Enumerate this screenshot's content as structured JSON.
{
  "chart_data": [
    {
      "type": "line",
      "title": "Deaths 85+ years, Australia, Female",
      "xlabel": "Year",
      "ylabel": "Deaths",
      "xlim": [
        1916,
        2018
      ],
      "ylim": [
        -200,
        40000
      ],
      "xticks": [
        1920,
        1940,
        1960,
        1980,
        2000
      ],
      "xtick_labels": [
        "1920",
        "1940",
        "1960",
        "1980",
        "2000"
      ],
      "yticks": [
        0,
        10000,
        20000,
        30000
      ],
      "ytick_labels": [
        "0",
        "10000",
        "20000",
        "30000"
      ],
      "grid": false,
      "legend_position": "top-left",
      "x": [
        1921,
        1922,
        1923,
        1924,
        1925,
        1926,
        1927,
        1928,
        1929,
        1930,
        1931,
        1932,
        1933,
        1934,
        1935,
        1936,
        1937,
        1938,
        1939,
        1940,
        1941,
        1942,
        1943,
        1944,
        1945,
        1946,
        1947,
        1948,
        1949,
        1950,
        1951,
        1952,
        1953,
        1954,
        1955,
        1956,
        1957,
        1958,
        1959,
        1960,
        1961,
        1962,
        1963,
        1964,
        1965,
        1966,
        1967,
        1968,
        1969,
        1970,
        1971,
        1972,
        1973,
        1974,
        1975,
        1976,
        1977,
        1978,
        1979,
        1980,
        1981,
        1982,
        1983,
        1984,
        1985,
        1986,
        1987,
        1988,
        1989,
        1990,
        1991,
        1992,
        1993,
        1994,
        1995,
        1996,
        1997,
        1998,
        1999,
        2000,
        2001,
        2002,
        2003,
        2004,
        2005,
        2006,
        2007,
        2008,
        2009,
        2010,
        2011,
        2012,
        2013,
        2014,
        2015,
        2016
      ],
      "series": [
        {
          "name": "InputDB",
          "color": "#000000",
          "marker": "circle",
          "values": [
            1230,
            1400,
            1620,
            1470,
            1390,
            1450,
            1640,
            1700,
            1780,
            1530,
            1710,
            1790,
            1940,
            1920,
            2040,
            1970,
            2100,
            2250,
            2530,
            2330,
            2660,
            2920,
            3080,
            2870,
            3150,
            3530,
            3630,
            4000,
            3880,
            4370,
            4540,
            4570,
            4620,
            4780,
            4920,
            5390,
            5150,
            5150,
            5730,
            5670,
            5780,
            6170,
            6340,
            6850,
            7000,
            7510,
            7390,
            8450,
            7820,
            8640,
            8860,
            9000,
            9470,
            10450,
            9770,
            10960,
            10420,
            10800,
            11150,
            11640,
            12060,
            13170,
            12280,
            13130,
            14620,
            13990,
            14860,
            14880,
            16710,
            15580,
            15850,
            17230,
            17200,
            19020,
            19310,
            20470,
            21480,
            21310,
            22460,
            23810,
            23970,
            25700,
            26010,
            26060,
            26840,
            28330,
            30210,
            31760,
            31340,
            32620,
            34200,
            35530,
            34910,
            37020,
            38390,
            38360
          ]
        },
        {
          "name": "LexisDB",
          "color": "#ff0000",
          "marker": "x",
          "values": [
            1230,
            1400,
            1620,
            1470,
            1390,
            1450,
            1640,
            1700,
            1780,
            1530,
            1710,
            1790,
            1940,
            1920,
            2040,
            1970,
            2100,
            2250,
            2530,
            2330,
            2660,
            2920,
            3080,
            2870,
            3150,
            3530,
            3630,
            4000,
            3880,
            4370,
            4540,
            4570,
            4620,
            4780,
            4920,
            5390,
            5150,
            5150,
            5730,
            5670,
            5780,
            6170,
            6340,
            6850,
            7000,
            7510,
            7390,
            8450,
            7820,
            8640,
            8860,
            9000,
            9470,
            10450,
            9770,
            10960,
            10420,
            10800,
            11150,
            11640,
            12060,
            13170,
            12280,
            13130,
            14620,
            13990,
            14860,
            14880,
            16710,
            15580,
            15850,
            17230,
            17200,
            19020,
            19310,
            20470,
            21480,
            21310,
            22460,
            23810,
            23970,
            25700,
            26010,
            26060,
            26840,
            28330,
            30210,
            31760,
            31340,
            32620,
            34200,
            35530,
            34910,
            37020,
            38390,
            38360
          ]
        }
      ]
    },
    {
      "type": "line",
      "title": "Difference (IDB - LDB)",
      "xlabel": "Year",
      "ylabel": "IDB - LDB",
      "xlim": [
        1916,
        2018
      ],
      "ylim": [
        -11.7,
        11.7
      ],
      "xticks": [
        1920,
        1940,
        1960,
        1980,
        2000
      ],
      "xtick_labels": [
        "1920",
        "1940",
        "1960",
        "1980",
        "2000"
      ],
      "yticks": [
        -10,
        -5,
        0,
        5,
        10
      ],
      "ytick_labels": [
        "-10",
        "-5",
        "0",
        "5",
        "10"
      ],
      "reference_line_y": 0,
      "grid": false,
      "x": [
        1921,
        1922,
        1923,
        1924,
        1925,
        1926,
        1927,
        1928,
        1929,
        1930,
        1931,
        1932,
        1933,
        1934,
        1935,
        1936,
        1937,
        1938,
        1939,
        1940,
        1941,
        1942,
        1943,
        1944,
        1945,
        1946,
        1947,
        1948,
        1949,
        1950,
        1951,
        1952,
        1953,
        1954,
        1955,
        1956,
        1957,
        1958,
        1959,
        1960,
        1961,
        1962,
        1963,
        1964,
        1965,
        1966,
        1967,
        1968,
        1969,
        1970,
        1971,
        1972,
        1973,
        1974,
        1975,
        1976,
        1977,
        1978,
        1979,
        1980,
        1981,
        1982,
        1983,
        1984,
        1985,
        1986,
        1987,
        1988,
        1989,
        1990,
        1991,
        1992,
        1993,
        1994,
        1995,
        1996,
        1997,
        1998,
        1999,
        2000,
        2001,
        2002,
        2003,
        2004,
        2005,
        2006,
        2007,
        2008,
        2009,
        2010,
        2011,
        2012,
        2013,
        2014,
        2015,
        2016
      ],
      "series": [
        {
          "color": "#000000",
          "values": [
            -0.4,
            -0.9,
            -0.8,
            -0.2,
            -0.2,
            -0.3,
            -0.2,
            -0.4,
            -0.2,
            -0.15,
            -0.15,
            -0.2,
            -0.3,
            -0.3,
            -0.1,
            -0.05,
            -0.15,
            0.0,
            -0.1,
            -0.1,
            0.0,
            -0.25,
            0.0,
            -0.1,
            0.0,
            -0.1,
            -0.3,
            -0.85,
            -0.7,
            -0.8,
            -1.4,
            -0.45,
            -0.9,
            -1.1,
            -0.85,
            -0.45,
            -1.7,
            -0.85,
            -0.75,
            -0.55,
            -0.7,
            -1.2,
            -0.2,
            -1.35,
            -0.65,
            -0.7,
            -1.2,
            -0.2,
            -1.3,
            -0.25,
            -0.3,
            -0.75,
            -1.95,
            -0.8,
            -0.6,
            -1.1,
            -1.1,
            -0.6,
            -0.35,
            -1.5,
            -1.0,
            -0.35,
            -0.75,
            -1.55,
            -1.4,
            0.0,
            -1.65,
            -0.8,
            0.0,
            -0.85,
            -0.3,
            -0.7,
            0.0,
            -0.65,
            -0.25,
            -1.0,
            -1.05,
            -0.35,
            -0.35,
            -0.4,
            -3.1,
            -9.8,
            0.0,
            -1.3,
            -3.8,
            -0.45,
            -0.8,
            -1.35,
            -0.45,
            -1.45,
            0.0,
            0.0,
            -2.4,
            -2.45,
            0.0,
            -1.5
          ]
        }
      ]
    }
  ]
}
◆ ◆ ◆ ◆
# WRITTEN TASK
Exactly as written, please output every entry.

# FULL SOLUTION
Enumerate this screenshot's content as structured JSON.
{
  "chart_data": [
    {
      "type": "line",
      "title": "Deaths 85+ years, Australia, Female",
      "xlabel": "Year",
      "ylabel": "Deaths",
      "xlim": [
        1916,
        2018
      ],
      "ylim": [
        -200,
        40000
      ],
      "xticks": [
        1920,
        1940,
        1960,
        1980,
        2000
      ],
      "xtick_labels": [
        "1920",
        "1940",
        "1960",
        "1980",
        "2000"
      ],
      "yticks": [
        0,
        10000,
        20000,
        30000
      ],
      "ytick_labels": [
        "0",
        "10000",
        "20000",
        "30000"
      ],
      "grid": false,
      "legend_position": "top-left",
      "x": [
        1921,
        1922,
        1923,
        1924,
        1925,
        1926,
        1927,
        1928,
        1929,
        1930,
        1931,
        1932,
        1933,
        1934,
        1935,
        1936,
        1937,
        1938,
        1939,
        1940,
        1941,
        1942,
        1943,
        1944,
        1945,
        1946,
        1947,
        1948,
        1949,
        1950,
        1951,
        1952,
        1953,
        1954,
        1955,
        1956,
        1957,
        1958,
        1959,
        1960,
        1961,
        1962,
        1963,
        1964,
        1965,
        1966,
        1967,
        1968,
        1969,
        1970,
        1971,
        1972,
        1973,
        1974,
        1975,
        1976,
        1977,
        1978,
        1979,
        1980,
        1981,
        1982,
        1983,
        1984,
        1985,
        1986,
        1987,
        1988,
        1989,
        1990,
        1991,
        1992,
        1993,
        1994,
        1995,
        1996,
        1997,
        1998,
        1999,
        2000,
        2001,
        2002,
        2003,
        2004,
        2005,
        2006,
        2007,
        2008,
        2009,
        2010,
        2011,
        2012,
        2013,
        2014,
        2015,
        2016
      ],
      "series": [
        {
          "name": "InputDB",
          "color": "#000000",
          "marker": "circle",
          "values": [
            1230,
            1400,
            1620,
            1470,
            1390,
            1450,
            1640,
            1700,
            1780,
            1530,
            1710,
            1790,
            1940,
            1920,
            2040,
            1970,
            2100,
            2250,
            2530,
            2330,
            2660,
            2920,
            3080,
            2870,
            3150,
            3530,
            3630,
            4000,
            3880,
            4370,
            4540,
            4570,
            4620,
            4780,
            4920,
            5390,
            5150,
            5150,
            5730,
            5670,
            5780,
            6170,
            6340,
            6850,
            7000,
            7510,
            7390,
            8450,
            7820,
            8640,
            8860,
            9000,
            9470,
            10450,
            9770,
            10960,
            10420,
            10800,
            11150,
            11640,
            12060,
            13170,
            12280,
            13130,
            14620,
            13990,
            14860,
            14880,
            16710,
            15580,
            15850,
            17230,
            17200,
            19020,
            19310,
            20470,
            21480,
            21310,
            22460,
            23810,
            23970,
            25700,
            26010,
            26060,
            26840,
            28330,
            30210,
            31760,
            31340,
            32620,
            34200,
            35530,
            34910,
            37020,
            38390,
            38360
          ]
        },
        {
          "name": "LexisDB",
          "color": "#ff0000",
          "marker": "x",
          "values": [
            1230,
            1400,
            1620,
            1470,
            1390,
            1450,
            1640,
            1700,
            1780,
            1530,
            1710,
            1790,
            1940,
            1920,
            2040,
            1970,
            2100,
            2250,
            2530,
            2330,
            2660,
            2920,
            3080,
            2870,
            3150,
            3530,
            3630,
            4000,
            3880,
            4370,
            4540,
            4570,
            4620,
            4780,
            4920,
            5390,
            5150,
            5150,
            5730,
            5670,
            5780,
            6170,
            6340,
            6850,
            7000,
            7510,
            7390,
            8450,
            7820,
            8640,
            8860,
            9000,
            9470,
            10450,
            9770,
            10960,
            10420,
            10800,
            11150,
            11640,
            12060,
            13170,
            12280,
            13130,
            14620,
            13990,
            14860,
            14880,
            16710,
            15580,
            15850,
            17230,
            17200,
            19020,
            19310,
            20470,
            21480,
            21310,
            22460,
            23810,
            23970,
            25700,
            26010,
            26060,
            26840,
            28330,
            30210,
            31760,
            31340,
            32620,
            34200,
            35530,
            34910,
            37020,
            38390,
            38360
          ]
        }
      ]
    },
    {
      "type": "line",
      "title": "Difference (IDB - LDB)",
      "xlabel": "Year",
      "ylabel": "IDB - LDB",
      "xlim": [
        1916,
        2018
      ],
      "ylim": [
        -11.7,
        11.7
      ],
      "xticks": [
        1920,
        1940,
        1960,
        1980,
        2000
      ],
      "xtick_labels": [
        "1920",
        "1940",
        "1960",
        "1980",
        "2000"
      ],
      "yticks": [
        -10,
        -5,
        0,
        5,
        10
      ],
      "ytick_labels": [
        "-10",
        "-5",
        "0",
        "5",
        "10"
      ],
      "reference_line_y": 0,
      "grid": false,
      "x": [
        1921,
        1922,
        1923,
        1924,
        1925,
        1926,
        1927,
        1928,
        1929,
        1930,
        1931,
        1932,
        1933,
        1934,
        1935,
        1936,
        1937,
        1938,
        1939,
        1940,
        1941,
        1942,
        1943,
        1944,
        1945,
        1946,
        1947,
        1948,
        1949,
        1950,
        1951,
        1952,
        1953,
        1954,
        1955,
        1956,
        1957,
        1958,
        1959,
        1960,
        1961,
        1962,
        1963,
        1964,
        1965,
        1966,
        1967,
        1968,
        1969,
        1970,
        1971,
        1972,
        1973,
        1974,
        1975,
        1976,
        1977,
        1978,
        1979,
        1980,
        1981,
        1982,
        1983,
        1984,
        1985,
        1986,
        1987,
        1988,
        1989,
        1990,
        1991,
        1992,
        1993,
        1994,
        1995,
        1996,
        1997,
        1998,
        1999,
        2000,
        2001,
        2002,
        2003,
        2004,
        2005,
        2006,
        2007,
        2008,
        2009,
        2010,
        2011,
        2012,
        2013,
        2014,
        2015,
        2016
      ],
      "series": [
        {
          "color": "#000000",
          "values": [
            -0.4,
            -0.9,
            -0.8,
            -0.2,
            -0.2,
            -0.3,
            -0.2,
            -0.4,
            -0.2,
            -0.15,
            -0.15,
            -0.2,
            -0.3,
            -0.3,
            -0.1,
            -0.05,
            -0.15,
            0.0,
            -0.1,
            -0.1,
            0.0,
            -0.25,
            0.0,
            -0.1,
            0.0,
            -0.1,
            -0.3,
            -0.85,
            -0.7,
            -0.8,
            -1.4,
            -0.45,
            -0.9,
            -1.1,
            -0.85,
            -0.45,
            -1.7,
            -0.85,
            -0.75,
            -0.55,
            -0.7,
            -1.2,
            -0.2,
            -1.35,
            -0.65,
            -0.7,
            -1.2,
            -0.2,
            -1.3,
            -0.25,
            -0.3,
            -0.75,
            -1.95,
            -0.8,
            -0.6,
            -1.1,
            -1.1,
            -0.6,
            -0.35,
            -1.5,
            -1.0,
            -0.35,
            -0.75,
            -1.55,
            -1.4,
            0.0,
            -1.65,
            -0.8,
            0.0,
            -0.85,
            -0.3,
            -0.7,
            0.0,
            -0.65,
            -0.25,
            -1.0,
            -1.05,
            -0.35,
            -0.35,
            -0.4,
            -3.1,
            -9.8,
            0.0,
            -1.3,
            -3.8,
            -0.45,
            -0.8,
            -1.35,
            -0.45,
            -1.45,
            0.0,
            0.0,
            -2.4,
            -2.45,
            0.0,
            -1.5
          ]
        }
      ]
    }
  ]
}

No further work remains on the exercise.